» Dataset:
--------------------------------------------------

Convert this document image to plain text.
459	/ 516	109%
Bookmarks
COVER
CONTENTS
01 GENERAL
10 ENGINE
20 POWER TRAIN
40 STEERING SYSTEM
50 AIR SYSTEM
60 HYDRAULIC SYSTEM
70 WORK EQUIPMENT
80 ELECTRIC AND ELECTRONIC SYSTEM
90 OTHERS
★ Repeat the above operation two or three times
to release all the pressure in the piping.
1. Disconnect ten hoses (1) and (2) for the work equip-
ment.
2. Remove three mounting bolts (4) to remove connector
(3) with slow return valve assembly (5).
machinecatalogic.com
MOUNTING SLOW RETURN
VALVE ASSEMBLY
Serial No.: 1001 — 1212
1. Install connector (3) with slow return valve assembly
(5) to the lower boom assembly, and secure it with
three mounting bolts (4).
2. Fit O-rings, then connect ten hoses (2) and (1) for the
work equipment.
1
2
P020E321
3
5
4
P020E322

--------------------------------------------------

» What you are asked to do:
Output the data above exactly, please, line for line.

» Solution to the problem:
Convert this document image to plain text.
459	/ 516	109%
Bookmarks
COVER
CONTENTS
01 GENERAL
10 ENGINE
20 POWER TRAIN
40 STEERING SYSTEM
50 AIR SYSTEM
60 HYDRAULIC SYSTEM
70 WORK EQUIPMENT
80 ELECTRIC AND ELECTRONIC SYSTEM
90 OTHERS
★ Repeat the above operation two or three times
to release all the pressure in the piping.
1. Disconnect ten hoses (1) and (2) for the work equip-
ment.
2. Remove three mounting bolts (4) to remove connector
(3) with slow return valve assembly (5).
machinecatalogic.com
MOUNTING SLOW RETURN
VALVE ASSEMBLY
Serial No.: 1001 — 1212
1. Install connector (3) with slow return valve assembly
(5) to the lower boom assembly, and secure it with
three mounting bolts (4).
2. Fit O-rings, then connect ten hoses (2) and (1) for the
work equipment.
1
2
P020E321
3
5
4
P020E322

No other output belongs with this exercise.